▶ **DIRECTIVE**
For every line in the records that has the word "Position", make a copy.

▶ **Collected data**

-----

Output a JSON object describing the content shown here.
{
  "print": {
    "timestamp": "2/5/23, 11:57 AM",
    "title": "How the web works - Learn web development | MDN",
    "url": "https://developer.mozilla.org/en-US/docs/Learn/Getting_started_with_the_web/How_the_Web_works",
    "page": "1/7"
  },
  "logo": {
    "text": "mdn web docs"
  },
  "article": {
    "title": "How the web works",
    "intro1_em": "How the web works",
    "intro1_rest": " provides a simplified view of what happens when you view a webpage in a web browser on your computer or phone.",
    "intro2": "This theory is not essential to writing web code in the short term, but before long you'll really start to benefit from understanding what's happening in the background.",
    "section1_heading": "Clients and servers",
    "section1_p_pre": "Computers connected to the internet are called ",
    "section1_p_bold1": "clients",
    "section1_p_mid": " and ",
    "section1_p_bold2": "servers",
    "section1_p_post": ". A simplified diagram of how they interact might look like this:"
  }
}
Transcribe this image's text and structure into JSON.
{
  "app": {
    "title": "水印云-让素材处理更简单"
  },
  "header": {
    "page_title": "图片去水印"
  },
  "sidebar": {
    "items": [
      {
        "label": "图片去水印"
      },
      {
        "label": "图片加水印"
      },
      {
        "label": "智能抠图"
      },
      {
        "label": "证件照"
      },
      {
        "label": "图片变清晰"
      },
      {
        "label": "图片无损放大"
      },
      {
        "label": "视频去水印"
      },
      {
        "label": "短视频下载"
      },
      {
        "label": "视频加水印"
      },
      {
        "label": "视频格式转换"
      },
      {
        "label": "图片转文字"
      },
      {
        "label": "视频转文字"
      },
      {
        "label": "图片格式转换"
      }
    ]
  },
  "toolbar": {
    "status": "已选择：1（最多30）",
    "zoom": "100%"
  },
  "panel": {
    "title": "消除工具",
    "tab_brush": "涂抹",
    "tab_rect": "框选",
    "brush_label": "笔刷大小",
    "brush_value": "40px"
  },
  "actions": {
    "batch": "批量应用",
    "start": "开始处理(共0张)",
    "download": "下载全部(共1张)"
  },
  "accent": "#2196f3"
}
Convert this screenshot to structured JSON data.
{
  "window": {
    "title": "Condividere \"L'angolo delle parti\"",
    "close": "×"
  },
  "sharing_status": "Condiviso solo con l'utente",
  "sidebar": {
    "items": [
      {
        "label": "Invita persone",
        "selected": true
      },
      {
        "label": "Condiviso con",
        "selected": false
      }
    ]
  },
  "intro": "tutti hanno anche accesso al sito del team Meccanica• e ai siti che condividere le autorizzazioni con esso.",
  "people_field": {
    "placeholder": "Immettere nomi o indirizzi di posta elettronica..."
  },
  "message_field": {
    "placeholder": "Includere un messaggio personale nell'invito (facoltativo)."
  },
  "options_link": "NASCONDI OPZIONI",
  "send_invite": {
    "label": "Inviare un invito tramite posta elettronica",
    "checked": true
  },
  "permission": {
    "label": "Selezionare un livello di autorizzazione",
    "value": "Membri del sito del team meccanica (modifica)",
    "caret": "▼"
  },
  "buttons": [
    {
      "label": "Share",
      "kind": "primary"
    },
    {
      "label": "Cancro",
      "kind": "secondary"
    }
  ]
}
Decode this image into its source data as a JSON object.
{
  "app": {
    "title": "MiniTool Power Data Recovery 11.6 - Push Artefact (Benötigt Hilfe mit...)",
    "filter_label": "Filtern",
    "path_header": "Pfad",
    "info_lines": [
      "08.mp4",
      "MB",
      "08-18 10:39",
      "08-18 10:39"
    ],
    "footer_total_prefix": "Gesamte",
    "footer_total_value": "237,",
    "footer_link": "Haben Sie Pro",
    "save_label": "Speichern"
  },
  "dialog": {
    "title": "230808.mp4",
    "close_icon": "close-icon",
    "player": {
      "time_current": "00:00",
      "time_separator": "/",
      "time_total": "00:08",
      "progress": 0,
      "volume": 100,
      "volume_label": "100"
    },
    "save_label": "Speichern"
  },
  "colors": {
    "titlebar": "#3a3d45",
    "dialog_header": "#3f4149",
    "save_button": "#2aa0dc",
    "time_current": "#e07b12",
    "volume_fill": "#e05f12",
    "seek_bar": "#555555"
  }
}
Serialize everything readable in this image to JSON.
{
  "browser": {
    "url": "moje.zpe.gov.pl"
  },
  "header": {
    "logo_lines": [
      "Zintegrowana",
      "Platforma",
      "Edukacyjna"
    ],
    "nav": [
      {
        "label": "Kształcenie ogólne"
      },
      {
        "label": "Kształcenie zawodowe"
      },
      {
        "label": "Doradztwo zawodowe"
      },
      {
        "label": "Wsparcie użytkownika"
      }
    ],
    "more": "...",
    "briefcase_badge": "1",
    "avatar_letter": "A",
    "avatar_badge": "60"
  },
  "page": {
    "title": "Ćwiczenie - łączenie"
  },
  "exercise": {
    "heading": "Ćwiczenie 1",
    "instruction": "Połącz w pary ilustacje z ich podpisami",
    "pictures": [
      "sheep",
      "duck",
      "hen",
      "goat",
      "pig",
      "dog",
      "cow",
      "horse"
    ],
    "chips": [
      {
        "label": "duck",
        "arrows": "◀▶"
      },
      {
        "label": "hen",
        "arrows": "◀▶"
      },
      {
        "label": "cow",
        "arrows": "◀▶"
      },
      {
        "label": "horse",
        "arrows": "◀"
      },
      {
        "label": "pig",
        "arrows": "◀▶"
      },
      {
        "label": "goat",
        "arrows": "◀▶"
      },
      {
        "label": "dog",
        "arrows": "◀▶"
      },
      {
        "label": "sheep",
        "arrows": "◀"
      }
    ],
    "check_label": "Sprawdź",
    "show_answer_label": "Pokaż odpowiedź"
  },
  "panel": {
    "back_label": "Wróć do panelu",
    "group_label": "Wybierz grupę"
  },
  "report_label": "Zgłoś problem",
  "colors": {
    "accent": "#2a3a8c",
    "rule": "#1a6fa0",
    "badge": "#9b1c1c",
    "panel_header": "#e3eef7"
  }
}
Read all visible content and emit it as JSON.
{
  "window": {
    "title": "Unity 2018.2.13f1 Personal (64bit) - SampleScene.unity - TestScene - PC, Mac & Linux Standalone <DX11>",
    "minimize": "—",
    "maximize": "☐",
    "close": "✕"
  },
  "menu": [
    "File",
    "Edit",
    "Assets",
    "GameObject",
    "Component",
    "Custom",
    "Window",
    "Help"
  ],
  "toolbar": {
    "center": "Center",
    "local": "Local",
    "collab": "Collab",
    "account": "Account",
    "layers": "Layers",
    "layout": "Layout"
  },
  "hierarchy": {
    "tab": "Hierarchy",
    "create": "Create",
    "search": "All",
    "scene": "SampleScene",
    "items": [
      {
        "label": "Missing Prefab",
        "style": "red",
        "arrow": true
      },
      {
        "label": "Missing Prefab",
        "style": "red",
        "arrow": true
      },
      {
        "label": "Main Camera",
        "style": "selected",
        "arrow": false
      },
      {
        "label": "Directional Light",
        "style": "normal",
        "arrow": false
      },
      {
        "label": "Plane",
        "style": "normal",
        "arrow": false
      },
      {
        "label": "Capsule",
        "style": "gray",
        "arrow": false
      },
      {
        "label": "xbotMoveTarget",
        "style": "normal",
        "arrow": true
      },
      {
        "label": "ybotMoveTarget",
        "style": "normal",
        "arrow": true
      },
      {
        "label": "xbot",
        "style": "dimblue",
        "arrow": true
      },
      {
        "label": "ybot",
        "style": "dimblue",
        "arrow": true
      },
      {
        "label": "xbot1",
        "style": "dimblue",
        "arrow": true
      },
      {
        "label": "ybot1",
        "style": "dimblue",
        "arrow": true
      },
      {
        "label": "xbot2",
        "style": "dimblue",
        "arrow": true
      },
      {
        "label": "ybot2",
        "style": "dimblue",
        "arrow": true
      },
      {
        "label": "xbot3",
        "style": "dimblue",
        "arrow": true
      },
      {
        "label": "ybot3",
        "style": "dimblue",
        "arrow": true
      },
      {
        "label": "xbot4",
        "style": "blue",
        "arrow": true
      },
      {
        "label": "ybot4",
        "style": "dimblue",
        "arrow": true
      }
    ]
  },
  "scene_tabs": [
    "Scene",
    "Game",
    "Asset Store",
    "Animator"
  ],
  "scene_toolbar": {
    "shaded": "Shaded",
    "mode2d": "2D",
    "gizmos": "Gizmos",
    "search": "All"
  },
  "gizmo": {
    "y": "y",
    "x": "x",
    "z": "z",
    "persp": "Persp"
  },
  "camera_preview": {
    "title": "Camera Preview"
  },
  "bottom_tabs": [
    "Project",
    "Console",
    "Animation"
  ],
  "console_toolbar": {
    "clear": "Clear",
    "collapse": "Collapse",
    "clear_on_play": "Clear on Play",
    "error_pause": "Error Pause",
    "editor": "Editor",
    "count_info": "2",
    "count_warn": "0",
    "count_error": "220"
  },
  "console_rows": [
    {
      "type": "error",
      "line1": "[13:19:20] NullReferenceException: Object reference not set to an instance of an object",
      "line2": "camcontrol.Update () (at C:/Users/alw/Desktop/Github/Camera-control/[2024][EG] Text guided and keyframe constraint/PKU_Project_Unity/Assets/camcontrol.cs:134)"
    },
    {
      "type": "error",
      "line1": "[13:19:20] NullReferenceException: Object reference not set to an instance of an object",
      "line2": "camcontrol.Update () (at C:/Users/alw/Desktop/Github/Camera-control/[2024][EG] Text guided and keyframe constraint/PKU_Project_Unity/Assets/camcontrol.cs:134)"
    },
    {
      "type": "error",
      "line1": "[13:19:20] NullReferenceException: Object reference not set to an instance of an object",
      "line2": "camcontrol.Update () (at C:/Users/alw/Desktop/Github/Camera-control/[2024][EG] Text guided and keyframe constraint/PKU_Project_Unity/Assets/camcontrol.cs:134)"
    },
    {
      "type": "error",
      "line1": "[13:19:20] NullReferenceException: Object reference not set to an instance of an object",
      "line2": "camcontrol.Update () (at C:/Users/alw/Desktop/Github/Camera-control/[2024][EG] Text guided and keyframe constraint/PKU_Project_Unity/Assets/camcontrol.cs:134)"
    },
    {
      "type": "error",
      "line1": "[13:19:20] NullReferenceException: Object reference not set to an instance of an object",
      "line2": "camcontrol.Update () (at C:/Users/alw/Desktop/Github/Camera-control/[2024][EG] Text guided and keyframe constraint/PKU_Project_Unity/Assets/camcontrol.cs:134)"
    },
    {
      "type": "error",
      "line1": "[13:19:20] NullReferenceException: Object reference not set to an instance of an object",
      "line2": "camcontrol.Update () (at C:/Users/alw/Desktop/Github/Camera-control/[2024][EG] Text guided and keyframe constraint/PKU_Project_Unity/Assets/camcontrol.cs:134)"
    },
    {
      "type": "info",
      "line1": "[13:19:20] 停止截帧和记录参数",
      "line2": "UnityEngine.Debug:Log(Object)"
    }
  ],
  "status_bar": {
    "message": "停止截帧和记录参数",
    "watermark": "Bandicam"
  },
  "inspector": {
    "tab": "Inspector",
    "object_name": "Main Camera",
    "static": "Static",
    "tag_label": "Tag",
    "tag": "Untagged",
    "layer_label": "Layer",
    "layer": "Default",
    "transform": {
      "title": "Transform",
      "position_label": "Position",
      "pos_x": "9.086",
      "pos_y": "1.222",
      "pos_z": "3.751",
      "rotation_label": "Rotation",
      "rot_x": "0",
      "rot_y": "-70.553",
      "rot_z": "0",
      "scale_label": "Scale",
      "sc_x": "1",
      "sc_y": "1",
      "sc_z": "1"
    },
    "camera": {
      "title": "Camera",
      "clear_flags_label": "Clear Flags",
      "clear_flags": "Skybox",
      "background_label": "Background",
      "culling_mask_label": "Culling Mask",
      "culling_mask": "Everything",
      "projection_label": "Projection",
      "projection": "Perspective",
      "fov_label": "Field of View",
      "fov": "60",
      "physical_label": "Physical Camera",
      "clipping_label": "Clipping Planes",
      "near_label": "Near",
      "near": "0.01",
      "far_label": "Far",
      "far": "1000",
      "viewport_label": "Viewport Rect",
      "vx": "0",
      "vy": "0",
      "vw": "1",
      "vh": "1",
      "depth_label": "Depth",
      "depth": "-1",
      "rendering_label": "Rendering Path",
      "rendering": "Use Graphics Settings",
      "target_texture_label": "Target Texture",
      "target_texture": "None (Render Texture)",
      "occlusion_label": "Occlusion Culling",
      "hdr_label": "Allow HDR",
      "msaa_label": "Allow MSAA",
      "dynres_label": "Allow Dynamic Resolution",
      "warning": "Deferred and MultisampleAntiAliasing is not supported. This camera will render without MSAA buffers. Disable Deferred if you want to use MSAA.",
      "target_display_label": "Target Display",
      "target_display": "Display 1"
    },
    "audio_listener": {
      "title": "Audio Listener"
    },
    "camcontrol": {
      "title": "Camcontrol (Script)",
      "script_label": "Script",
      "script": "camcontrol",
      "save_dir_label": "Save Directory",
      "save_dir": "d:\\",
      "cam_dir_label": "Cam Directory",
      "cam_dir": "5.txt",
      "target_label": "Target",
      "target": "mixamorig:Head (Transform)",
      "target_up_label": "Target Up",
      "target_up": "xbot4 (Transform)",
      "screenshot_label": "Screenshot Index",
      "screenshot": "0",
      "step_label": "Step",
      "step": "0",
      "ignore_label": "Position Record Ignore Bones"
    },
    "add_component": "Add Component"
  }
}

-----

▶ **REPLY TO THE EXERCISE**
      "position_label": "Position",
      "ignore_label": "Position Record Ignore Bones"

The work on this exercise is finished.